→ BRIEF: Print the data exactly as it is given, please.

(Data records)
◇ ◇ ◇ ◇ ◇ ◇ ◇
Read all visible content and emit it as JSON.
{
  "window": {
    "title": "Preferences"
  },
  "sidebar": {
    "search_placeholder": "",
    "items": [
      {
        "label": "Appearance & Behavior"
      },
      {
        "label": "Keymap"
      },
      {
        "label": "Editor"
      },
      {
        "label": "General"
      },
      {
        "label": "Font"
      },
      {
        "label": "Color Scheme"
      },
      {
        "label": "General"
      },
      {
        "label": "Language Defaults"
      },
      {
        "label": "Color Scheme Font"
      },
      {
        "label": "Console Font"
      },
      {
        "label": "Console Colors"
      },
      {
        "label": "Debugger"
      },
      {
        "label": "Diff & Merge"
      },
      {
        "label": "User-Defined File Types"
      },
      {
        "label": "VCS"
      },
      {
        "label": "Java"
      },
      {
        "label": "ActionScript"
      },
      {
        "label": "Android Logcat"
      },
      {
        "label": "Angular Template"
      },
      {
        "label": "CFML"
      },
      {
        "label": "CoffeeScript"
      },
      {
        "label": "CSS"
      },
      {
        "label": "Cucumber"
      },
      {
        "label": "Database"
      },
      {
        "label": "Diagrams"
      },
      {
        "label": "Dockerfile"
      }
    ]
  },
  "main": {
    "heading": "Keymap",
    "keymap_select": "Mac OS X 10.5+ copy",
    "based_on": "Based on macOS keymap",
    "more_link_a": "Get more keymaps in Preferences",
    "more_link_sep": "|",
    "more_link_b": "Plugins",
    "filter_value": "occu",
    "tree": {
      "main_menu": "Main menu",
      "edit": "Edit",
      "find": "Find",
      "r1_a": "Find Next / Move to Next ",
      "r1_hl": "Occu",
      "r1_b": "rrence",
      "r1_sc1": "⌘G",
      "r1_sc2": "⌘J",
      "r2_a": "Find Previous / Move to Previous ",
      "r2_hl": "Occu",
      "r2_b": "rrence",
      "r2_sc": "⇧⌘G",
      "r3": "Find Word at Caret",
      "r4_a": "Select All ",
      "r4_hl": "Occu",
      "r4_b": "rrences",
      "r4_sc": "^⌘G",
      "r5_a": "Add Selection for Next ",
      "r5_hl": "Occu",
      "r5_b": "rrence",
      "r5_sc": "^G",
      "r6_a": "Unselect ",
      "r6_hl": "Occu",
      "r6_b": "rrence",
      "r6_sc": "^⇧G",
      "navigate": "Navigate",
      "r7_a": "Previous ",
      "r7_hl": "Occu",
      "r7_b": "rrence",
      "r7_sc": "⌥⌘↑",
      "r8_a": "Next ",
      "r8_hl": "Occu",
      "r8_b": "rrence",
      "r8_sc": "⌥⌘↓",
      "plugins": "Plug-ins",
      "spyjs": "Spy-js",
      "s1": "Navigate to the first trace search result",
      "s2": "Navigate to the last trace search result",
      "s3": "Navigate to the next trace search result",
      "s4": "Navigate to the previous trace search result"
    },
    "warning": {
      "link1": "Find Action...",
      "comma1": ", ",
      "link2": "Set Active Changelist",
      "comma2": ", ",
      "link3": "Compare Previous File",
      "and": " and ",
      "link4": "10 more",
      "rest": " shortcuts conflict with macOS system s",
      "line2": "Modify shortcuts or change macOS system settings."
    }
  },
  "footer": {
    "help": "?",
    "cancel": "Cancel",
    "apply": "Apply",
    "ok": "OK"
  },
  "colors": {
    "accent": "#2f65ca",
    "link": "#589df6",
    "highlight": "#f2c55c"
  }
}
◇ ◇ ◇ ◇ ◇ ◇ ◇
→ SOLUTION BELOW:
Read all visible content and emit it as JSON.
{
  "window": {
    "title": "Preferences"
  },
  "sidebar": {
    "search_placeholder": "",
    "items": [
      {
        "label": "Appearance & Behavior"
      },
      {
        "label": "Keymap"
      },
      {
        "label": "Editor"
      },
      {
        "label": "General"
      },
      {
        "label": "Font"
      },
      {
        "label": "Color Scheme"
      },
      {
        "label": "General"
      },
      {
        "label": "Language Defaults"
      },
      {
        "label": "Color Scheme Font"
      },
      {
        "label": "Console Font"
      },
      {
        "label": "Console Colors"
      },
      {
        "label": "Debugger"
      },
      {
        "label": "Diff & Merge"
      },
      {
        "label": "User-Defined File Types"
      },
      {
        "label": "VCS"
      },
      {
        "label": "Java"
      },
      {
        "label": "ActionScript"
      },
      {
        "label": "Android Logcat"
      },
      {
        "label": "Angular Template"
      },
      {
        "label": "CFML"
      },
      {
        "label": "CoffeeScript"
      },
      {
        "label": "CSS"
      },
      {
        "label": "Cucumber"
      },
      {
        "label": "Database"
      },
      {
        "label": "Diagrams"
      },
      {
        "label": "Dockerfile"
      }
    ]
  },
  "main": {
    "heading": "Keymap",
    "keymap_select": "Mac OS X 10.5+ copy",
    "based_on": "Based on macOS keymap",
    "more_link_a": "Get more keymaps in Preferences",
    "more_link_sep": "|",
    "more_link_b": "Plugins",
    "filter_value": "occu",
    "tree": {
      "main_menu": "Main menu",
      "edit": "Edit",
      "find": "Find",
      "r1_a": "Find Next / Move to Next ",
      "r1_hl": "Occu",
      "r1_b": "rrence",
      "r1_sc1": "⌘G",
      "r1_sc2": "⌘J",
      "r2_a": "Find Previous / Move to Previous ",
      "r2_hl": "Occu",
      "r2_b": "rrence",
      "r2_sc": "⇧⌘G",
      "r3": "Find Word at Caret",
      "r4_a": "Select All ",
      "r4_hl": "Occu",
      "r4_b": "rrences",
      "r4_sc": "^⌘G",
      "r5_a": "Add Selection for Next ",
      "r5_hl": "Occu",
      "r5_b": "rrence",
      "r5_sc": "^G",
      "r6_a": "Unselect ",
      "r6_hl": "Occu",
      "r6_b": "rrence",
      "r6_sc": "^⇧G",
      "navigate": "Navigate",
      "r7_a": "Previous ",
      "r7_hl": "Occu",
      "r7_b": "rrence",
      "r7_sc": "⌥⌘↑",
      "r8_a": "Next ",
      "r8_hl": "Occu",
      "r8_b": "rrence",
      "r8_sc": "⌥⌘↓",
      "plugins": "Plug-ins",
      "spyjs": "Spy-js",
      "s1": "Navigate to the first trace search result",
      "s2": "Navigate to the last trace search result",
      "s3": "Navigate to the next trace search result",
      "s4": "Navigate to the previous trace search result"
    },
    "warning": {
      "link1": "Find Action...",
      "comma1": ", ",
      "link2": "Set Active Changelist",
      "comma2": ", ",
      "link3": "Compare Previous File",
      "and": " and ",
      "link4": "10 more",
      "rest": " shortcuts conflict with macOS system s",
      "line2": "Modify shortcuts or change macOS system settings."
    }
  },
  "footer": {
    "help": "?",
    "cancel": "Cancel",
    "apply": "Apply",
    "ok": "OK"
  },
  "colors": {
    "accent": "#2f65ca",
    "link": "#589df6",
    "highlight": "#f2c55c"
  }
}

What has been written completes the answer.